▶ _Instructions to follow_: Look through the material below. Copy every line with the string "their" in it.

(begin)

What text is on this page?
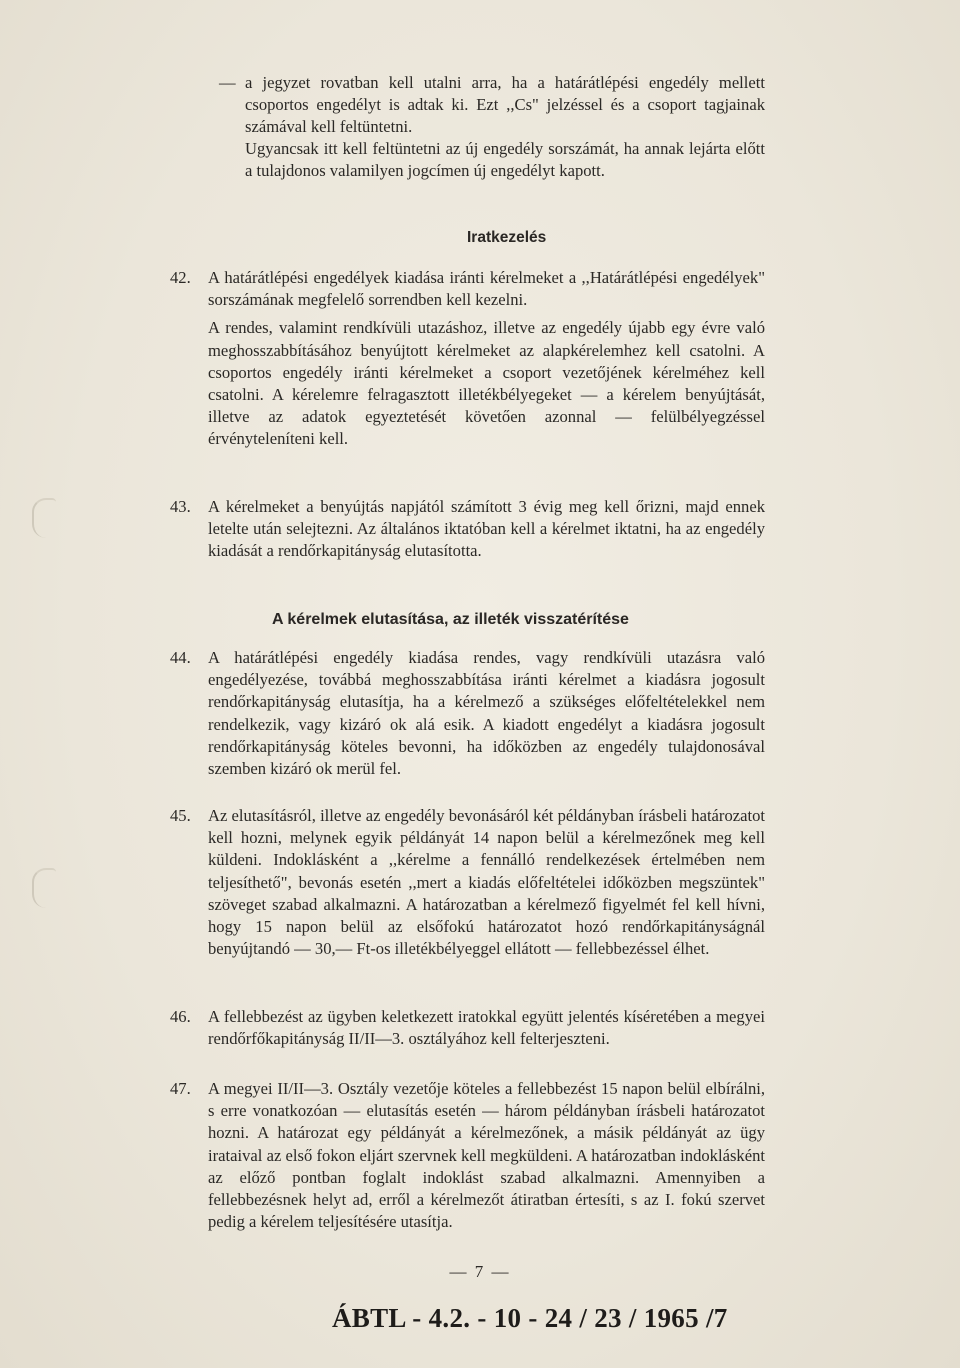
— a jegyzet rovatban kell utalni arra, ha a határátlépési engedély mellett csoportos engedélyt is adtak ki. Ezt ,,Cs" jelzéssel és a csoport tagjainak számával kell feltüntetni.
Ugyancsak itt kell feltüntetni az új engedély sorszámát, ha annak lejárta előtt a tulajdonos valamilyen jogcímen új engedélyt kapott.
Iratkezelés
42.	A határátlépési engedélyek kiadása iránti kérelmeket a ,,Határátlépési engedélyek" sorszámának megfelelő sorrendben kell kezelni.
A rendes, valamint rendkívüli utazáshoz, illetve az engedély újabb egy évre való meghosszabbításához benyújtott kérelmeket az alapkérelemhez kell csatolni. A csoportos engedély iránti kérelmeket a csoport vezetőjének kérelméhez kell csatolni. A kérelemre felragasztott illetékbélyegeket — a kérelem benyújtását, illetve az adatok egyeztetését követően azonnal — felülbélyegzéssel érvényteleníteni kell.
43.	A kérelmeket a benyújtás napjától számított 3 évig meg kell őrizni, majd ennek letelte után selejtezni. Az általános iktatóban kell a kérelmet iktatni, ha az engedély kiadását a rendőrkapitányság elutasította.
A kérelmek elutasítása, az illeték visszatérítése
44.	A határátlépési engedély kiadása rendes, vagy rendkívüli utazásra való engedélyezése, továbbá meghosszabbítása iránti kérelmet a kiadásra jogosult rendőrkapitányság elutasítja, ha a kérelmező a szükséges előfeltételekkel nem rendelkezik, vagy kizáró ok alá esik. A kiadott engedélyt a kiadásra jogosult rendőrkapitányság köteles bevonni, ha időközben az engedély tulajdonosával szemben kizáró ok merül fel.
45.	Az elutasításról, illetve az engedély bevonásáról két példányban írásbeli határozatot kell hozni, melynek egyik példányát 14 napon belül a kérelmezőnek meg kell küldeni. Indoklásként a ,,kérelme a fennálló rendelkezések értelmében nem teljesíthető", bevonás esetén ,,mert a kiadás előfeltételei időközben megszüntek" szöveget szabad alkalmazni. A határozatban a kérelmező figyelmét fel kell hívni, hogy 15 napon belül az elsőfokú határozatot hozó rendőrkapitányságnál benyújtandó — 30,— Ft-os illetékbélyeggel ellátott — fellebbezéssel élhet.
46.	A fellebbezést az ügyben keletkezett iratokkal együtt jelentés kíséretében a megyei rendőrfőkapitányság II/II—3. osztályához kell felterjeszteni.
47.	A megyei II/II—3. Osztály vezetője köteles a fellebbezést 15 napon belül elbírálni, s erre vonatkozóan — elutasítás esetén — három példányban írásbeli határozatot hozni. A határozat egy példányát a kérelmezőnek, a másik példányát az ügy irataival az első fokon eljárt szervnek kell megküldeni. A határozatban indoklásként az előző pontban foglalt indoklást szabad alkalmazni. Amennyiben a fellebbezésnek helyt ad, erről a kérelmezőt átiratban értesíti, s az I. fokú szervet pedig a kérelem teljesítésére utasítja.
— 7 —
ÁBTL - 4.2. - 10 - 24 / 23 / 1965 /7
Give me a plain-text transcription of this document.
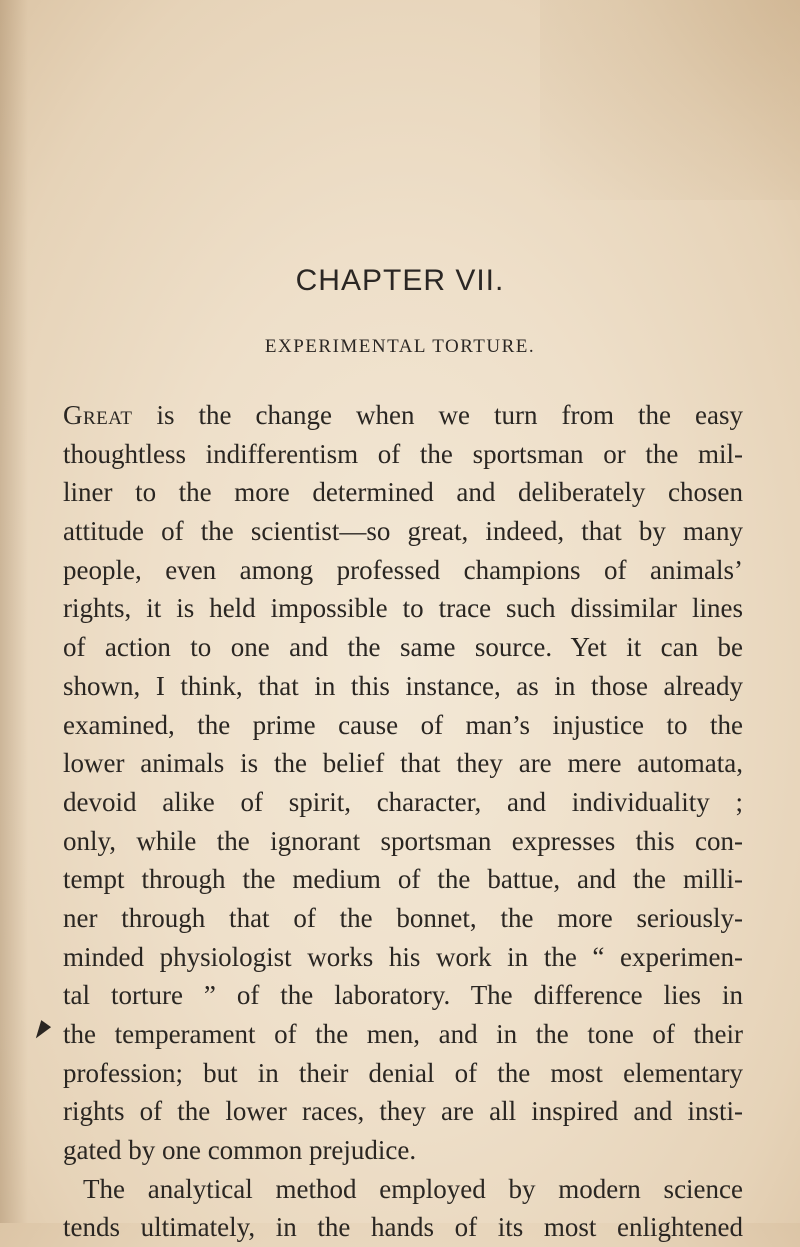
CHAPTER VII.
EXPERIMENTAL TORTURE.
Great is the change when we turn from the easy
thoughtless indifferentism of the sportsman or the mil-
liner to the more determined and deliberately chosen
attitude of the scientist—so great, indeed, that by many
people, even among professed champions of animals’
rights, it is held impossible to trace such dissimilar lines
of action to one and the same source. Yet it can be
shown, I think, that in this instance, as in those already
examined, the prime cause of man’s injustice to the
lower animals is the belief that they are mere automata,
devoid alike of spirit, character, and individuality ;
only, while the ignorant sportsman expresses this con-
tempt through the medium of the battue, and the milli-
ner through that of the bonnet, the more seriously-
minded physiologist works his work in the “ experimen-
tal torture ” of the laboratory. The difference lies in
the temperament of the men, and in the tone of their
profession; but in their denial of the most elementary
rights of the lower races, they are all inspired and insti-
gated by one common prejudice.
The analytical method employed by modern science
tends ultimately, in the hands of its most enlightened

(end)

▶ _Correct output_:
the temperament of the men, and in the tone of their
profession; but in their denial of the most elementary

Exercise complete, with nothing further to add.